>> begin The records

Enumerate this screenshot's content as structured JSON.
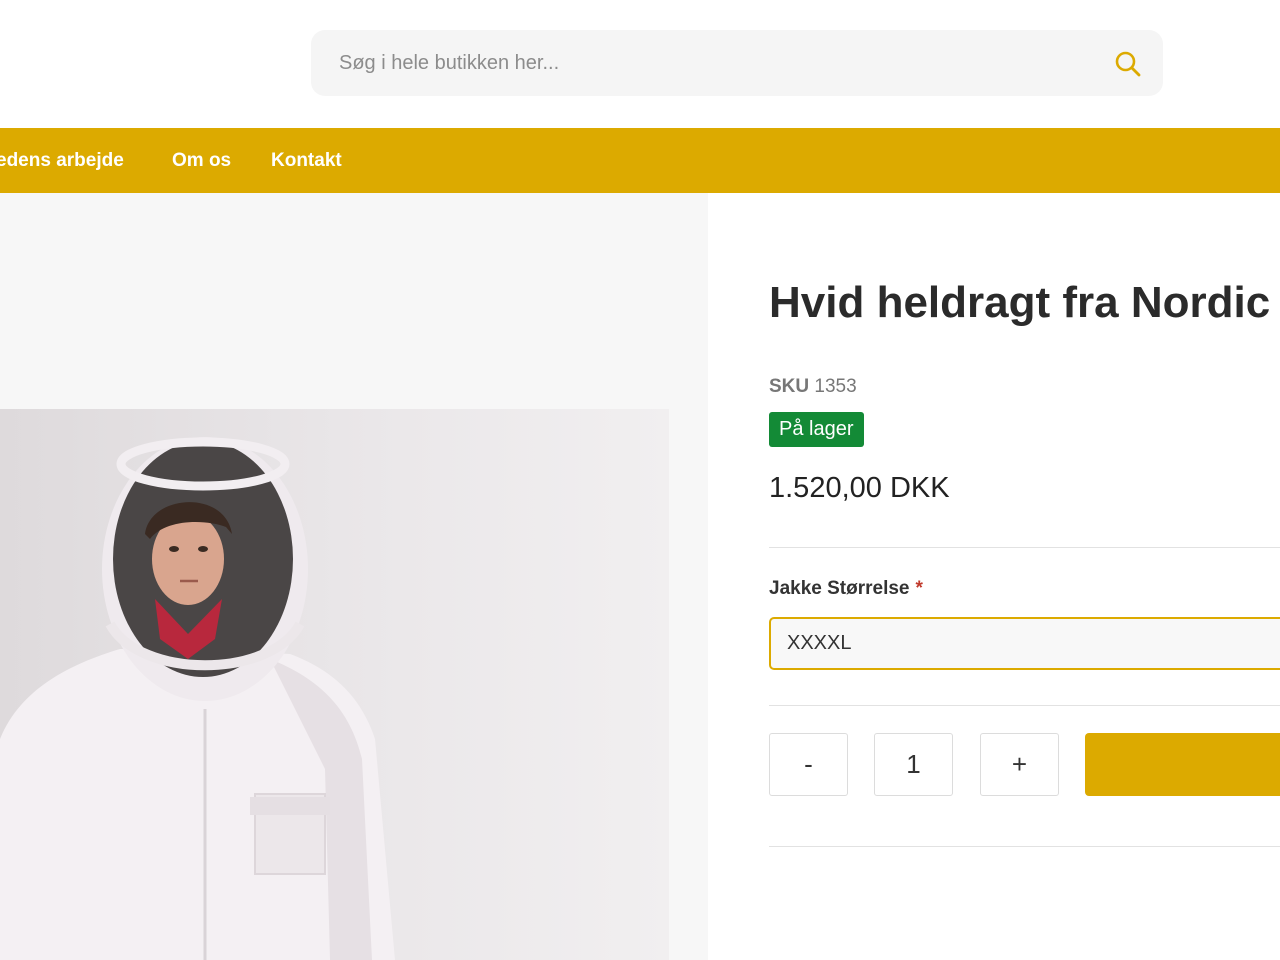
{
  "search": {
    "placeholder": "Søg i hele butikken her...",
    "value": ""
  },
  "nav": {
    "items": [
      {
        "label": "edens arbejde"
      },
      {
        "label": "Om os"
      },
      {
        "label": "Kontakt"
      }
    ]
  },
  "product": {
    "title": "Hvid heldragt fra Nordic",
    "sku_label": "SKU",
    "sku_value": "1353",
    "stock_status": "På lager",
    "price": "1.520,00 DKK",
    "option_label": "Jakke Størrelse",
    "option_required": "*",
    "option_selected": "XXXXL",
    "qty_minus": "-",
    "qty_value": "1",
    "qty_plus": "+"
  },
  "colors": {
    "brand": "#dcaa00",
    "stock": "#138a36"
  },
  "icons": {
    "search": "search-icon"
  }
}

>> end The records

== Exercise task ==
Quote all the lines above exactly as given. Do not include the pictures.

== Task response ==
Enumerate this screenshot's content as structured JSON.
{
  "search": {
    "placeholder": "Søg i hele butikken her...",
    "value": ""
  },
  "nav": {
    "items": [
      {
        "label": "edens arbejde"
      },
      {
        "label": "Om os"
      },
      {
        "label": "Kontakt"
      }
    ]
  },
  "product": {
    "title": "Hvid heldragt fra Nordic",
    "sku_label": "SKU",
    "sku_value": "1353",
    "stock_status": "På lager",
    "price": "1.520,00 DKK",
    "option_label": "Jakke Størrelse",
    "option_required": "*",
    "option_selected": "XXXXL",
    "qty_minus": "-",
    "qty_value": "1",
    "qty_plus": "+"
  },
  "colors": {
    "brand": "#dcaa00",
    "stock": "#138a36"
  },
  "icons": {
    "search": "search-icon"
  }
}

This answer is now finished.